*Stored data:*
####################

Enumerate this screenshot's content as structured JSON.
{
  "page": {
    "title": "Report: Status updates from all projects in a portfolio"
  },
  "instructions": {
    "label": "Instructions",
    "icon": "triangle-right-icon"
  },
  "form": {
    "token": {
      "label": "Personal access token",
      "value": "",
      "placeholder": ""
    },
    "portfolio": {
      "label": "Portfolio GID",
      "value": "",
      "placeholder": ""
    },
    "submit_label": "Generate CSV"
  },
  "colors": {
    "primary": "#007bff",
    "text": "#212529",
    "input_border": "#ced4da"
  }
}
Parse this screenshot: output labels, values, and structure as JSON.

####################

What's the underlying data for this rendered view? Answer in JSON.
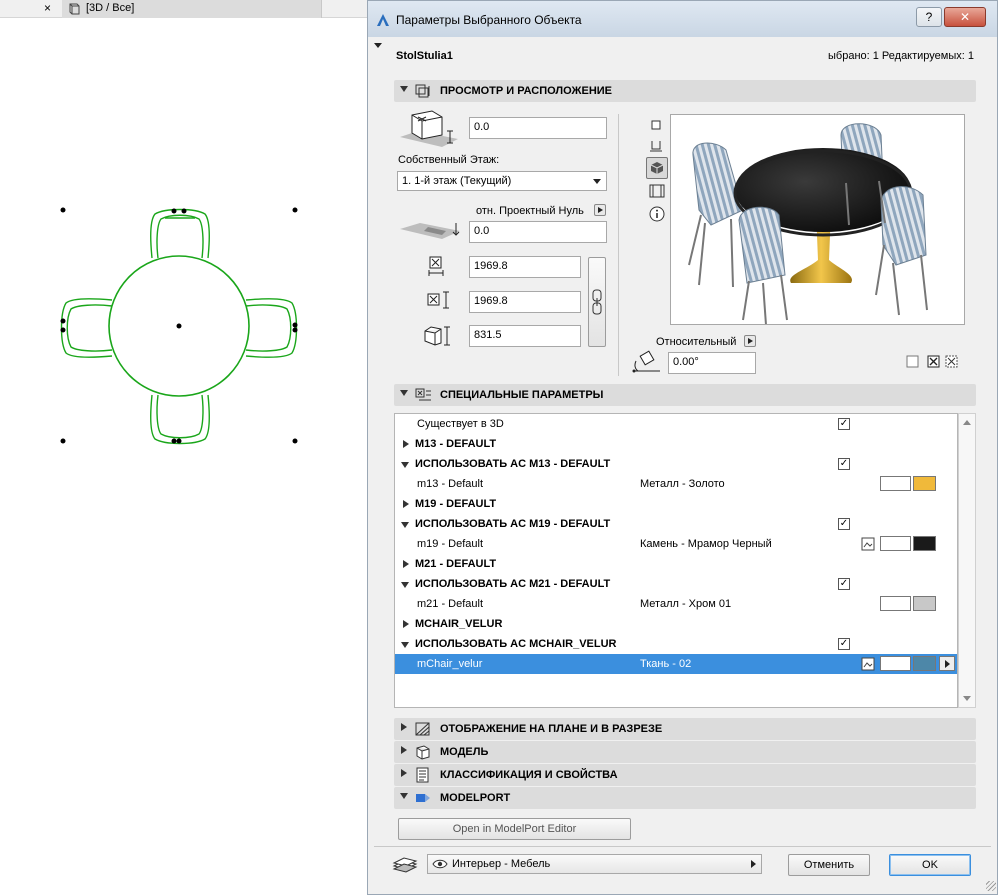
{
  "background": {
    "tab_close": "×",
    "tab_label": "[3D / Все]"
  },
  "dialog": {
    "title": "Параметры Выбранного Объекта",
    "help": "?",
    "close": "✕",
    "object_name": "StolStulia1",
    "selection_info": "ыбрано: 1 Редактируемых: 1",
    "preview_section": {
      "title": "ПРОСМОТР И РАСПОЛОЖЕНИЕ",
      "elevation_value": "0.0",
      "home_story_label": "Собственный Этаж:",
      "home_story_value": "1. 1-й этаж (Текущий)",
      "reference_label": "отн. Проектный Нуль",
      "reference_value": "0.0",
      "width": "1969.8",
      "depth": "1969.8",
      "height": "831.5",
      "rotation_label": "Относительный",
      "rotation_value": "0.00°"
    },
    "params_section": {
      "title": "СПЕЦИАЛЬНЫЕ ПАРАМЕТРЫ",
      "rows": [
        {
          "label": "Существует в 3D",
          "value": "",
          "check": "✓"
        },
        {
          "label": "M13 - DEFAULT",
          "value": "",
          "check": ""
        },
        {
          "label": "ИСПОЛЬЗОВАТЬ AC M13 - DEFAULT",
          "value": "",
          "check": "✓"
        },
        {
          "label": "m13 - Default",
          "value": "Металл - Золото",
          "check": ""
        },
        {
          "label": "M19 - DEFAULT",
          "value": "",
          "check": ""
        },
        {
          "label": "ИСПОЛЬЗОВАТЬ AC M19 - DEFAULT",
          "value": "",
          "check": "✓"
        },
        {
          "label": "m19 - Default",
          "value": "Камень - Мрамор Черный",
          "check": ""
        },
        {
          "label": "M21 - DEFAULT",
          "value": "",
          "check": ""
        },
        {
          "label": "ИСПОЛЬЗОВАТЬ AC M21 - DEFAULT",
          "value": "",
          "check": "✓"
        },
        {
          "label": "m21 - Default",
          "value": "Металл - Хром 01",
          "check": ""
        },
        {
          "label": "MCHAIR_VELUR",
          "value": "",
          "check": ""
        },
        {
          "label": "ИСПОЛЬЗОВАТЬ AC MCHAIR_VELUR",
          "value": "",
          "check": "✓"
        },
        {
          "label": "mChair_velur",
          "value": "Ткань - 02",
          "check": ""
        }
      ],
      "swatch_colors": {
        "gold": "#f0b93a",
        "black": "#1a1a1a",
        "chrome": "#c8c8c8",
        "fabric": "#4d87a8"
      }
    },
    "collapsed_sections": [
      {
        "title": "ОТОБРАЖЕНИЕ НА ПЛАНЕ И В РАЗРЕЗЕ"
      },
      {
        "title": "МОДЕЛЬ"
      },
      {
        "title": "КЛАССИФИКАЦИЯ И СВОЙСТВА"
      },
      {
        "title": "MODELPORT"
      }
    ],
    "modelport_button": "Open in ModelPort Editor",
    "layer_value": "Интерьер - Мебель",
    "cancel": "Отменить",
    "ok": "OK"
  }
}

####################

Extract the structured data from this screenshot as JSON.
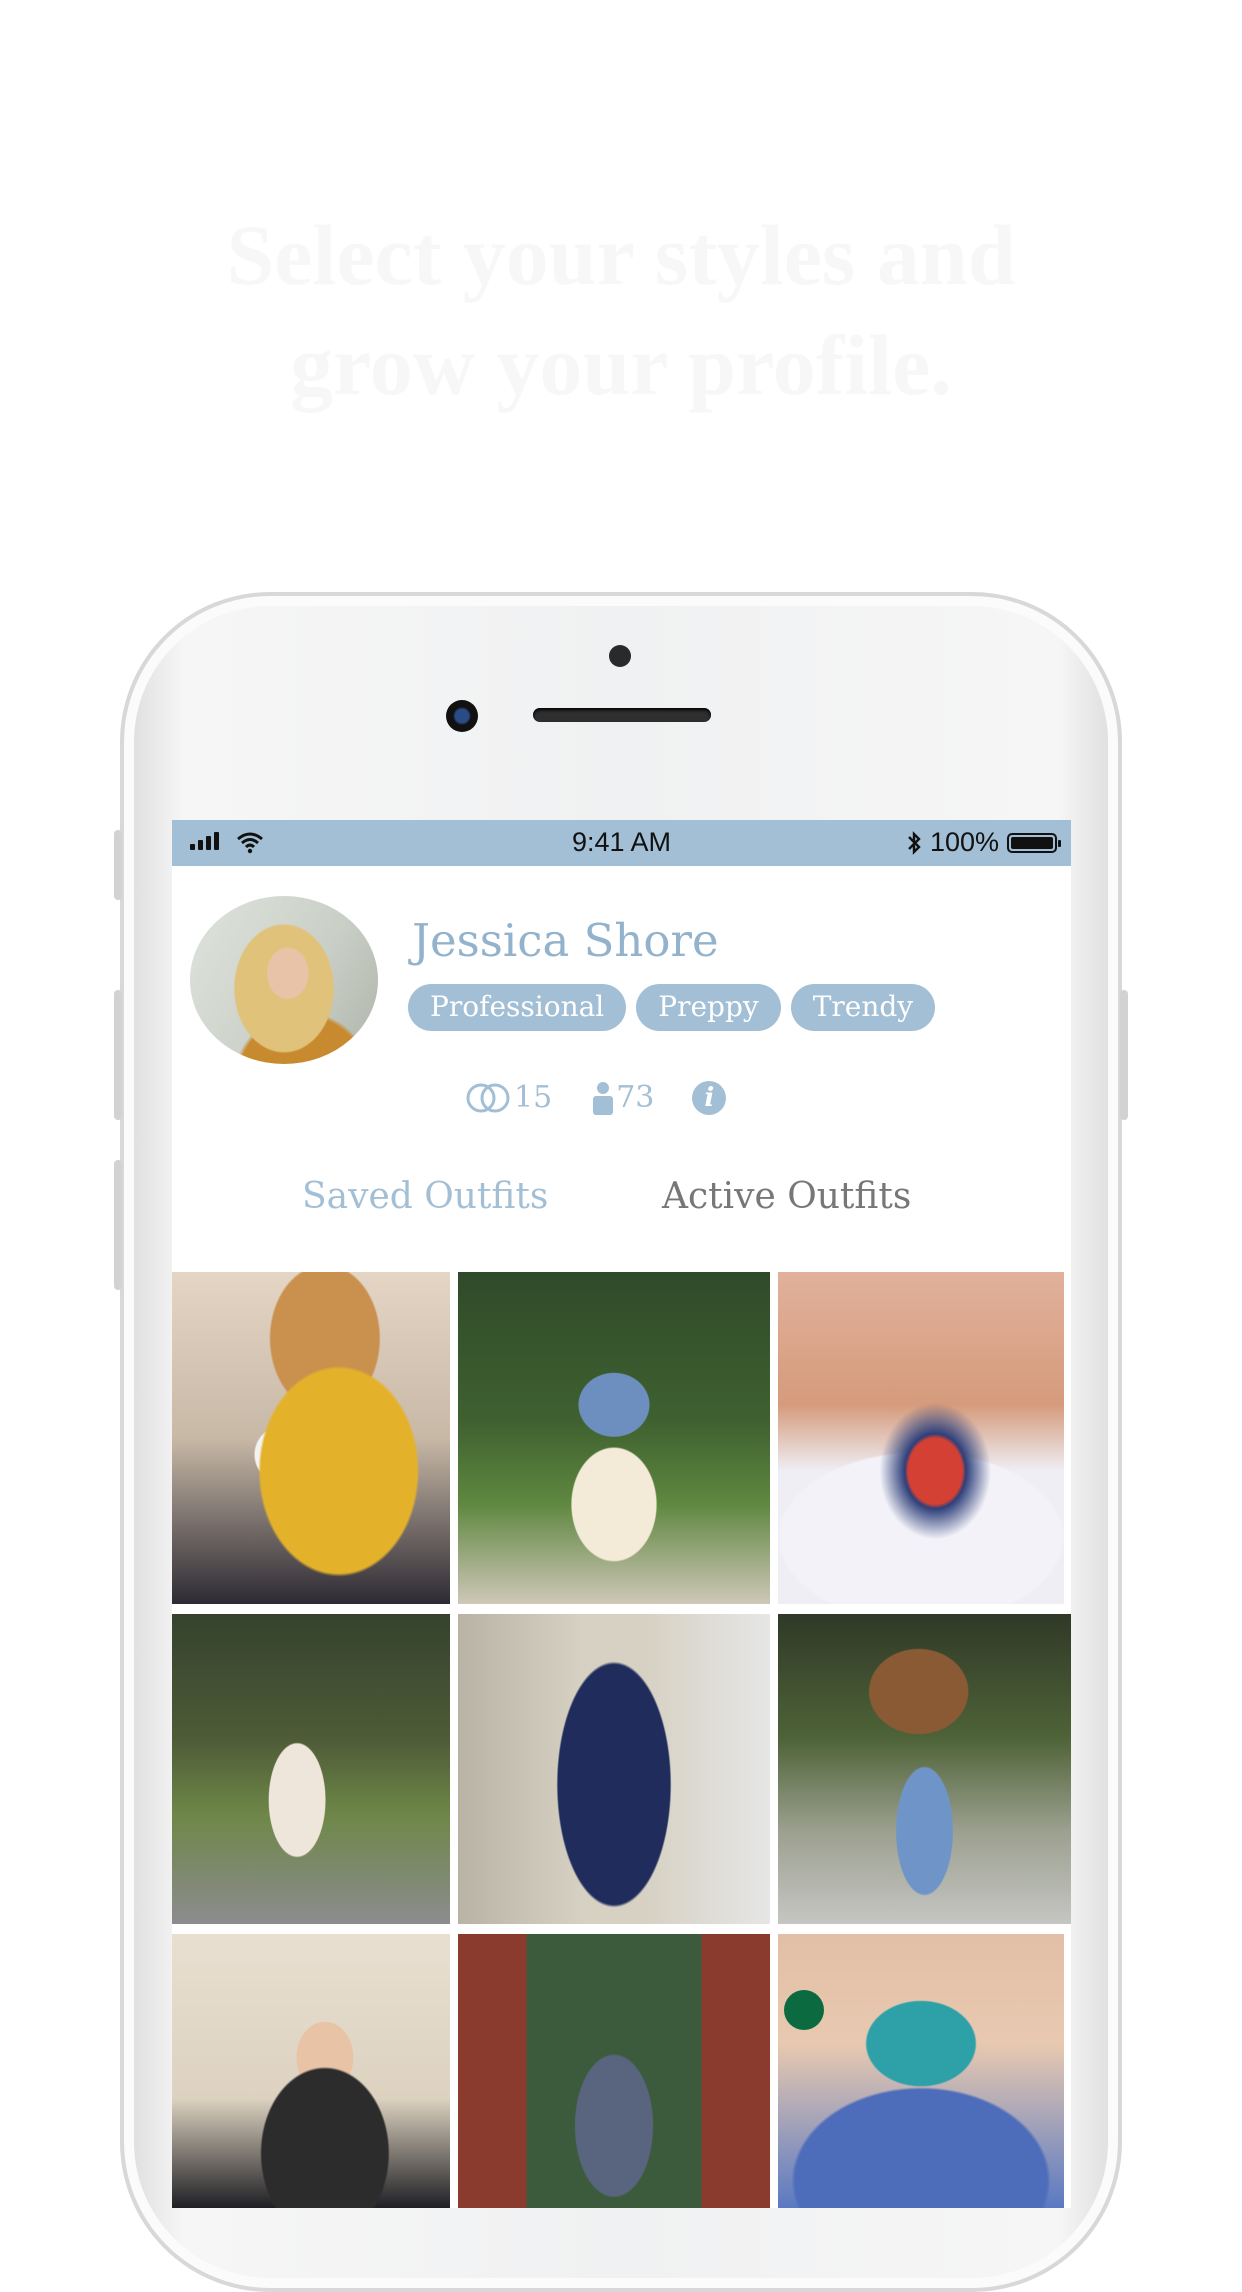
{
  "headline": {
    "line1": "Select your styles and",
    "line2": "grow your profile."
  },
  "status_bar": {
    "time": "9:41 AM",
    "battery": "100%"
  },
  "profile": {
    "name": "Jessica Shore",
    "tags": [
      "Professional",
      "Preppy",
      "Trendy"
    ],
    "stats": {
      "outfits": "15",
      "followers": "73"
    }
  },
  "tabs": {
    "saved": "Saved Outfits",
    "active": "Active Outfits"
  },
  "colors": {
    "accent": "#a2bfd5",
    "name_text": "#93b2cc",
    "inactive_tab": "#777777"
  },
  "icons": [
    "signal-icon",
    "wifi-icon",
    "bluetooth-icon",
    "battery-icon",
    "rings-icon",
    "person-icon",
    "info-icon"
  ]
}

####################

*EXERCISE:* Transcribe exactly, and only, the lines beginning at the line containing "Enumerate this screenshot's" and ending at the line containing "Parse this screenshot: output", both inclusive.

*PROBLEM SOLUTION:*
Enumerate this screenshot's content as structured JSON.
{
  "page": {
    "title": "Report: Status updates from all projects in a portfolio"
  },
  "instructions": {
    "label": "Instructions",
    "icon": "triangle-right-icon"
  },
  "form": {
    "token": {
      "label": "Personal access token",
      "value": "",
      "placeholder": ""
    },
    "portfolio": {
      "label": "Portfolio GID",
      "value": "",
      "placeholder": ""
    },
    "submit_label": "Generate CSV"
  },
  "colors": {
    "primary": "#007bff",
    "text": "#212529",
    "input_border": "#ced4da"
  }
}
Parse this screenshot: output labels, values, and structure as JSON.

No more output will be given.